Stated goal:
Reproduce the listing that follows with no differences at all.

Material to process:
+ + +
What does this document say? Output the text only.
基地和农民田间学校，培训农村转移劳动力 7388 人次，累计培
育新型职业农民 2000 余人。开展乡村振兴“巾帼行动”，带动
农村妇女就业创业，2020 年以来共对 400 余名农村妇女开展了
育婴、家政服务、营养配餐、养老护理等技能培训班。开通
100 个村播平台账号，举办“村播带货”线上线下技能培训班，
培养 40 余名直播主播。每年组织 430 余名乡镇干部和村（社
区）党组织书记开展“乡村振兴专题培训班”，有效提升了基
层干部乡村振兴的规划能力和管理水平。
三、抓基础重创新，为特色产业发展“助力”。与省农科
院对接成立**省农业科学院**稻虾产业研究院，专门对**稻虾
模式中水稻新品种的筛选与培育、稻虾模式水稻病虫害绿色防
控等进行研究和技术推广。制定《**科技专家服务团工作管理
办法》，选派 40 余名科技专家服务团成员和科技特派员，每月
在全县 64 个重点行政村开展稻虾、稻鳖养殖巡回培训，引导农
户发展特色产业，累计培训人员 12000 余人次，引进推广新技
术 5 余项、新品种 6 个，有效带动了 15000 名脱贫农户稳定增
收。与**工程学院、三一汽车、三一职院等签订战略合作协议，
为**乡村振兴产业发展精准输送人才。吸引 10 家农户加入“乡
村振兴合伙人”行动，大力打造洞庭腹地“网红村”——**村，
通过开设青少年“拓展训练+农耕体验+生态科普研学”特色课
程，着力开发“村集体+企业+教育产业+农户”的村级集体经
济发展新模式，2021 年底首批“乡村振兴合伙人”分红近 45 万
+ + +
Output of the task:
What does this document say? Output the text only.
基地和农民田间学校，培训农村转移劳动力 7388 人次，累计培
育新型职业农民 2000 余人。开展乡村振兴“巾帼行动”，带动
农村妇女就业创业，2020 年以来共对 400 余名农村妇女开展了
育婴、家政服务、营养配餐、养老护理等技能培训班。开通
100 个村播平台账号，举办“村播带货”线上线下技能培训班，
培养 40 余名直播主播。每年组织 430 余名乡镇干部和村（社
区）党组织书记开展“乡村振兴专题培训班”，有效提升了基
层干部乡村振兴的规划能力和管理水平。
三、抓基础重创新，为特色产业发展“助力”。与省农科
院对接成立**省农业科学院**稻虾产业研究院，专门对**稻虾
模式中水稻新品种的筛选与培育、稻虾模式水稻病虫害绿色防
控等进行研究和技术推广。制定《**科技专家服务团工作管理
办法》，选派 40 余名科技专家服务团成员和科技特派员，每月
在全县 64 个重点行政村开展稻虾、稻鳖养殖巡回培训，引导农
户发展特色产业，累计培训人员 12000 余人次，引进推广新技
术 5 余项、新品种 6 个，有效带动了 15000 名脱贫农户稳定增
收。与**工程学院、三一汽车、三一职院等签订战略合作协议，
为**乡村振兴产业发展精准输送人才。吸引 10 家农户加入“乡
村振兴合伙人”行动，大力打造洞庭腹地“网红村”——**村，
通过开设青少年“拓展训练+农耕体验+生态科普研学”特色课
程，着力开发“村集体+企业+教育产业+农户”的村级集体经
济发展新模式，2021 年底首批“乡村振兴合伙人”分红近 45 万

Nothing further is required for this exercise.